◆ Passage provided:
** Start **

# Getting low on the toe



## Scalpelman (Dec 5, 2017)

num said:


> Was watching this video and it was pretty cool seeing how his steep angle setup can let him get really compressed in his turns.
> 
> One thing I don't understand is how you can stick your ass out on your toeside like that and still keep your edge pressure on your toe. It seems that you need to hinge at the hip if you really want to get compressed on your toe and I see so many carvers do this but can someone explain the mechanics here. Is he able to do this because he's riding with an opened stance and can therefore tilt his hips and knees to get his weight over the toe as opposed to pushing his hips forward ?
> 
> In really curious. I'm always able to compress and eat bumps on my heelside which lets me carve bumpier terrain, but my toeside has always felt very "standing upright" since there's only so much compression I can achieve through kneebend with my hips forward.


Yeah sometimes I get too stretched out on toeside. If that happens then you really can’t react to changes in terrain. He’s pushing his hips forward on toeside while staying compact to react to bumps etc. good video. 


Sent from my iPhone using Tapatalk


----------



## freshy (Nov 18, 2009)

** End **

◆ Stated problem:
In the forum thread about getting low on the toe, what does Scalpelman say happens when he gets too stretched out on his toeside?

◆ Provided data:

** Start **

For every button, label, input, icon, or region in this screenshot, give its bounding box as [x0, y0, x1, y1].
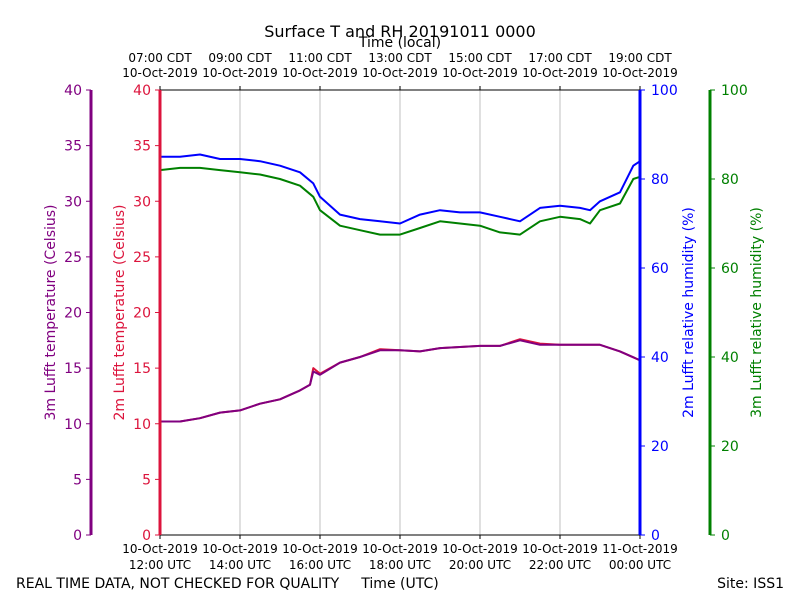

** End **

◆ The answer:
He really can't react to changes in terrain.